[BEGIN Task material]

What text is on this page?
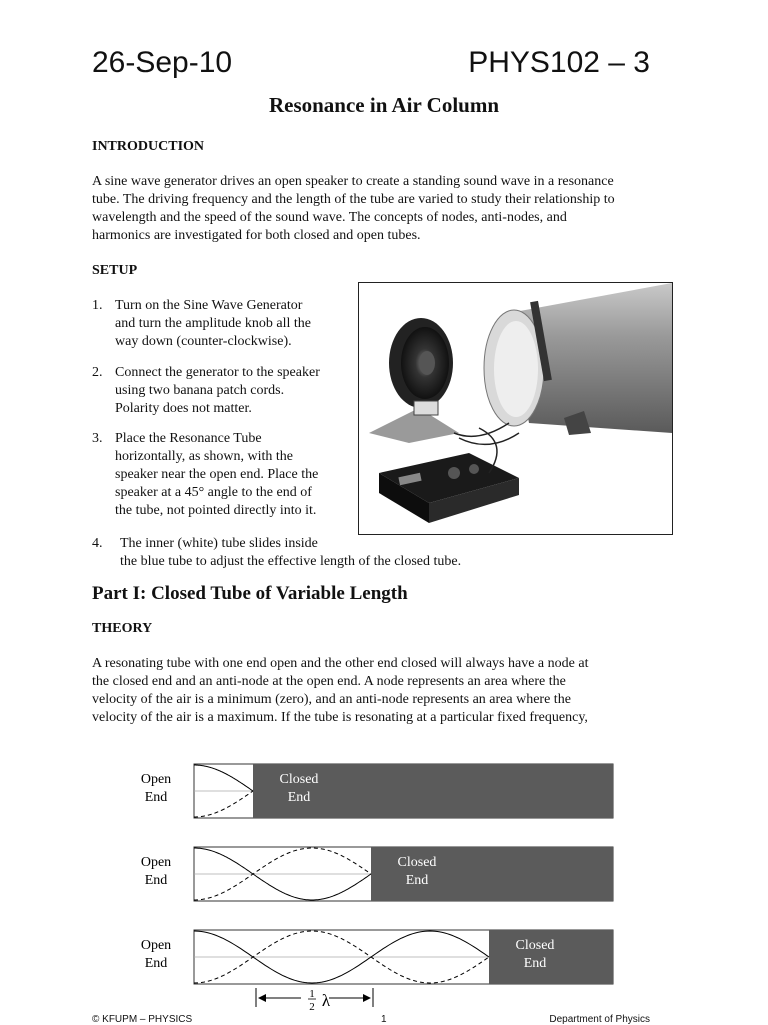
26-Sep-10	PHYS102 – 3
Resonance in Air Column
INTRODUCTION
A sine wave generator drives an open speaker to create a standing sound wave in a resonance
tube. The driving frequency and the length of the tube are varied to study their relationship to
wavelength and the speed of the sound wave. The concepts of nodes, anti-nodes, and
harmonics are investigated for both closed and open tubes.
SETUP
1. Turn on the Sine Wave Generator
and turn the amplitude knob all the
way down (counter-clockwise).
2. Connect the generator to the speaker
using two banana patch cords.
Polarity does not matter.
3. Place the Resonance Tube
horizontally, as shown, with the
speaker near the open end. Place the
speaker at a 45° angle to the end of
the tube, not pointed directly into it.
4. The inner (white) tube slides inside
the blue tube to adjust the effective length of the closed tube.
Part I: Closed Tube of Variable Length
THEORY
A resonating tube with one end open and the other end closed will always have a node at
the closed end and an anti-node at the open end. A node represents an area where the
velocity of the air is a minimum (zero), and an anti-node represents an area where the
velocity of the air is a maximum. If the tube is resonating at a particular fixed frequency,
Open
End
Closed
End
Open
End
Closed
End
Open
End
Closed
End
1
2 λ
© KFUPM – PHYSICS	1	Department of Physics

[END Task material]

Set task: The records above are to be reproduced exactly; the pictures are to be left out.

Response to the task:
What text is on this page?
26-Sep-10	PHYS102 – 3
Resonance in Air Column
INTRODUCTION
A sine wave generator drives an open speaker to create a standing sound wave in a resonance
tube. The driving frequency and the length of the tube are varied to study their relationship to
wavelength and the speed of the sound wave. The concepts of nodes, anti-nodes, and
harmonics are investigated for both closed and open tubes.
SETUP
1. Turn on the Sine Wave Generator
and turn the amplitude knob all the
way down (counter-clockwise).
2. Connect the generator to the speaker
using two banana patch cords.
Polarity does not matter.
3. Place the Resonance Tube
horizontally, as shown, with the
speaker near the open end. Place the
speaker at a 45° angle to the end of
the tube, not pointed directly into it.
4. The inner (white) tube slides inside
the blue tube to adjust the effective length of the closed tube.
Part I: Closed Tube of Variable Length
THEORY
A resonating tube with one end open and the other end closed will always have a node at
the closed end and an anti-node at the open end. A node represents an area where the
velocity of the air is a minimum (zero), and an anti-node represents an area where the
velocity of the air is a maximum. If the tube is resonating at a particular fixed frequency,
Open
End
Closed
End
Open
End
Closed
End
Open
End
Closed
End
1
2 λ
© KFUPM – PHYSICS	1	Department of Physics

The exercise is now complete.